* SET EXERCISE:
State the number of lines below in which the word "icon" appears. Nothing else belongs in the answer.

───── SOURCE RECORDS ─────

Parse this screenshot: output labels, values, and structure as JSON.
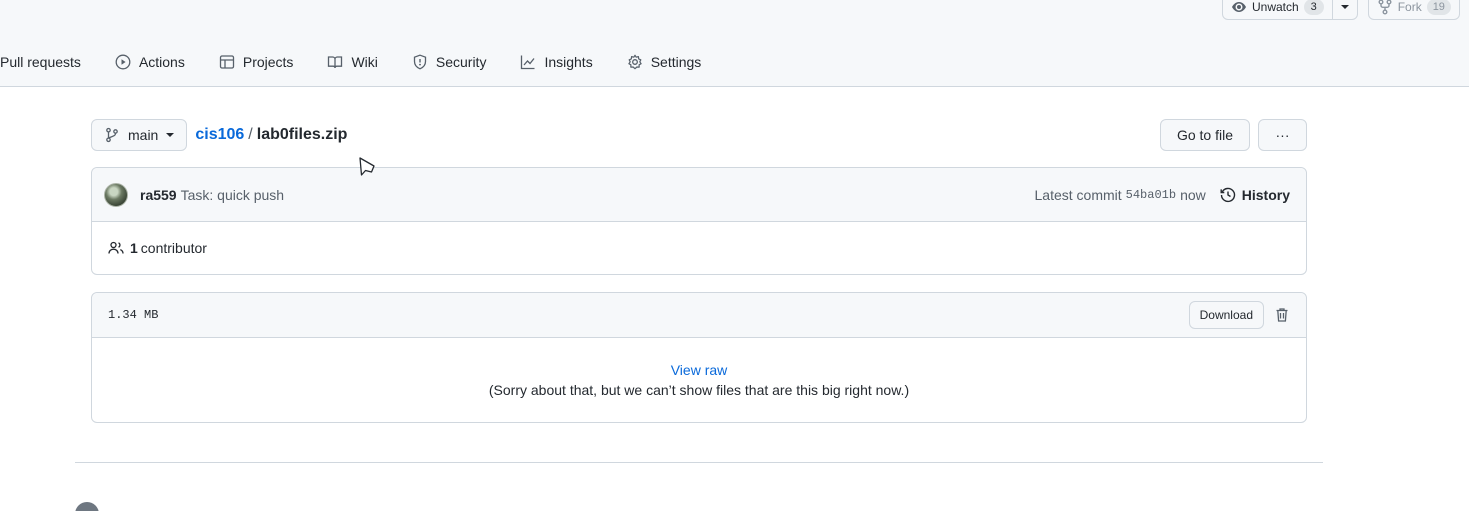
{
  "header": {
    "watch": {
      "label": "Unwatch",
      "count": "3"
    },
    "fork": {
      "label": "Fork",
      "count": "19"
    },
    "tabs": [
      {
        "label": "Pull requests",
        "icon": "pull-request-icon"
      },
      {
        "label": "Actions",
        "icon": "play-icon"
      },
      {
        "label": "Projects",
        "icon": "table-icon"
      },
      {
        "label": "Wiki",
        "icon": "book-icon"
      },
      {
        "label": "Security",
        "icon": "shield-icon"
      },
      {
        "label": "Insights",
        "icon": "graph-icon"
      },
      {
        "label": "Settings",
        "icon": "gear-icon"
      }
    ]
  },
  "file_nav": {
    "branch": "main",
    "repo": "cis106",
    "separator": "/",
    "filename": "lab0files.zip",
    "go_to_file": "Go to file",
    "more": "···"
  },
  "commit": {
    "author": "ra559",
    "message": "Task: quick push",
    "latest_label": "Latest commit",
    "sha": "54ba01b",
    "time": "now",
    "history": "History"
  },
  "contributors": {
    "count": "1",
    "label": "contributor"
  },
  "file": {
    "size": "1.34 MB",
    "download": "Download",
    "view_raw": "View raw",
    "too_big": "(Sorry about that, but we can’t show files that are this big right now.)"
  },
  "colors": {
    "link": "#0969da",
    "border": "#d0d7de",
    "header_bg": "#f6f8fa"
  }
}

─────

* RESPONSE TO THIS EXERCISE:
7